Rewrite the part of the comment thread between "Thanks Iain, always" and "some whining excuse.", inclusive, substituting "disdain" for "contempt".

#### DOCUMENT EXCERPT:
────
Given wars, mass murders, attacks on vulnerable home communities and attempts to inflict total media control by both ends of that cult......Don't you think "fascism" would be a more apt description?

Nor do I make the suggestion lightly. You need only look at the disturbing rise of the FN in France. And of course at that total arsewipe crackpot Donald Trump.

Tim Fenton said...

@1

Thanks Iain, always happy for you to put your case.

Anonymous said...

@ IainDale.

"Counterproductive" to what? Your credibility?......Too right it would be. People have a right to know.

Your response only highlights just why mainstream media is held in such contempt by the public. There's never enough time or there's something you "didn't know" at the time or even that the respondent deceived or misled you. There's always some whining excuse.
────
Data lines

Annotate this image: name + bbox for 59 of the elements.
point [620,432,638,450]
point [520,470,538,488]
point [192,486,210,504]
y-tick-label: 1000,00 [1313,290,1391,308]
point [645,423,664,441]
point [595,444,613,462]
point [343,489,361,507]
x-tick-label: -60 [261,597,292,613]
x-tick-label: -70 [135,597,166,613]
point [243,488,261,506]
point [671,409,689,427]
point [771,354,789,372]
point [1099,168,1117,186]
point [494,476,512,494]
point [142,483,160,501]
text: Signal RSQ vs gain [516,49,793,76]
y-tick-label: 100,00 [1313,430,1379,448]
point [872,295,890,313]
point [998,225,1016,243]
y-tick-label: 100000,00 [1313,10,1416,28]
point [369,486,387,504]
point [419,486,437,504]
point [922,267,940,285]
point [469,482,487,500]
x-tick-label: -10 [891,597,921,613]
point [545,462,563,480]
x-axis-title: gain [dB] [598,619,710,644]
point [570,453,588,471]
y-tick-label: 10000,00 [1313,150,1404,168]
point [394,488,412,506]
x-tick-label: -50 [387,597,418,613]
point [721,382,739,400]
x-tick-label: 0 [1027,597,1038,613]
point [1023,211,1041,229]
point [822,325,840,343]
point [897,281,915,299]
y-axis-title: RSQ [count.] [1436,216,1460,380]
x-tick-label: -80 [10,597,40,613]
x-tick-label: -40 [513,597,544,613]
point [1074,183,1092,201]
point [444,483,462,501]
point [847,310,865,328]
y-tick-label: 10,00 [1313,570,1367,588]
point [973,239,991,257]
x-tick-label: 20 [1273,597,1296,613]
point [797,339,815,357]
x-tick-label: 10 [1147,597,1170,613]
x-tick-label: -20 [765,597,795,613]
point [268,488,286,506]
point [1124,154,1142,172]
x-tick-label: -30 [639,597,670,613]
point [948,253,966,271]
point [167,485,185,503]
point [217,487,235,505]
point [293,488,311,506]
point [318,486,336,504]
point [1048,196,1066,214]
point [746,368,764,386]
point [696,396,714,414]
────
#### SOLUTION TO THIS TASK:
Thanks Iain, always happy for you to put your case.

Anonymous said...

@ IainDale.

"Counterproductive" to what? Your credibility?......Too right it would be. People have a right to know.

Your response only highlights just why mainstream media is held in such disdain by the public. There's never enough time or there's something you "didn't know" at the time or even that the respondent deceived or misled you. There's always some whining excuse.